#### The exercise:
Write out every entry exactly as it appears.

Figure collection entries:
□ □ □ □

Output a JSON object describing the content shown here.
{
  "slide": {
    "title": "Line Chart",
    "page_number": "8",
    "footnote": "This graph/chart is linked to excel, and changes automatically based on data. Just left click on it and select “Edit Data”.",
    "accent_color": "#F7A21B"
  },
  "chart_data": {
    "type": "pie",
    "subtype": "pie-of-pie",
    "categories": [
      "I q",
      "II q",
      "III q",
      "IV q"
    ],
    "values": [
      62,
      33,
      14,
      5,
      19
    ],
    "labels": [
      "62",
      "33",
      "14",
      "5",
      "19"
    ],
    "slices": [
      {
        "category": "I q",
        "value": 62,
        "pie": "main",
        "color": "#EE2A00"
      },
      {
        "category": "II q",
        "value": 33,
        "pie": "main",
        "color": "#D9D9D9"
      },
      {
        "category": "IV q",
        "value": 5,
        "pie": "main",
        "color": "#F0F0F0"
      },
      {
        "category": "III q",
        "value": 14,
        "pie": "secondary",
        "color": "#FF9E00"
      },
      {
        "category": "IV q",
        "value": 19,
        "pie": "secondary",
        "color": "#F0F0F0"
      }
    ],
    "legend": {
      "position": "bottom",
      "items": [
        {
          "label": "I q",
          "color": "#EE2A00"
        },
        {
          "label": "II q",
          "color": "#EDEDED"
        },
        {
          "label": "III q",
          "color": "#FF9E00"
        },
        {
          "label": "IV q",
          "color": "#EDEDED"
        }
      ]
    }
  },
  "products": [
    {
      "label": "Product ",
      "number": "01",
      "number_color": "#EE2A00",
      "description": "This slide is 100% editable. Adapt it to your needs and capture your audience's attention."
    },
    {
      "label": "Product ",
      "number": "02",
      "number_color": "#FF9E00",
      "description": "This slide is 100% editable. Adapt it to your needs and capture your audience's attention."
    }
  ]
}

□ □ □ □

#### Task answer:
Output a JSON object describing the content shown here.
{
  "slide": {
    "title": "Line Chart",
    "page_number": "8",
    "footnote": "This graph/chart is linked to excel, and changes automatically based on data. Just left click on it and select “Edit Data”.",
    "accent_color": "#F7A21B"
  },
  "chart_data": {
    "type": "pie",
    "subtype": "pie-of-pie",
    "categories": [
      "I q",
      "II q",
      "III q",
      "IV q"
    ],
    "values": [
      62,
      33,
      14,
      5,
      19
    ],
    "labels": [
      "62",
      "33",
      "14",
      "5",
      "19"
    ],
    "slices": [
      {
        "category": "I q",
        "value": 62,
        "pie": "main",
        "color": "#EE2A00"
      },
      {
        "category": "II q",
        "value": 33,
        "pie": "main",
        "color": "#D9D9D9"
      },
      {
        "category": "IV q",
        "value": 5,
        "pie": "main",
        "color": "#F0F0F0"
      },
      {
        "category": "III q",
        "value": 14,
        "pie": "secondary",
        "color": "#FF9E00"
      },
      {
        "category": "IV q",
        "value": 19,
        "pie": "secondary",
        "color": "#F0F0F0"
      }
    ],
    "legend": {
      "position": "bottom",
      "items": [
        {
          "label": "I q",
          "color": "#EE2A00"
        },
        {
          "label": "II q",
          "color": "#EDEDED"
        },
        {
          "label": "III q",
          "color": "#FF9E00"
        },
        {
          "label": "IV q",
          "color": "#EDEDED"
        }
      ]
    }
  },
  "products": [
    {
      "label": "Product ",
      "number": "01",
      "number_color": "#EE2A00",
      "description": "This slide is 100% editable. Adapt it to your needs and capture your audience's attention."
    },
    {
      "label": "Product ",
      "number": "02",
      "number_color": "#FF9E00",
      "description": "This slide is 100% editable. Adapt it to your needs and capture your audience's attention."
    }
  ]
}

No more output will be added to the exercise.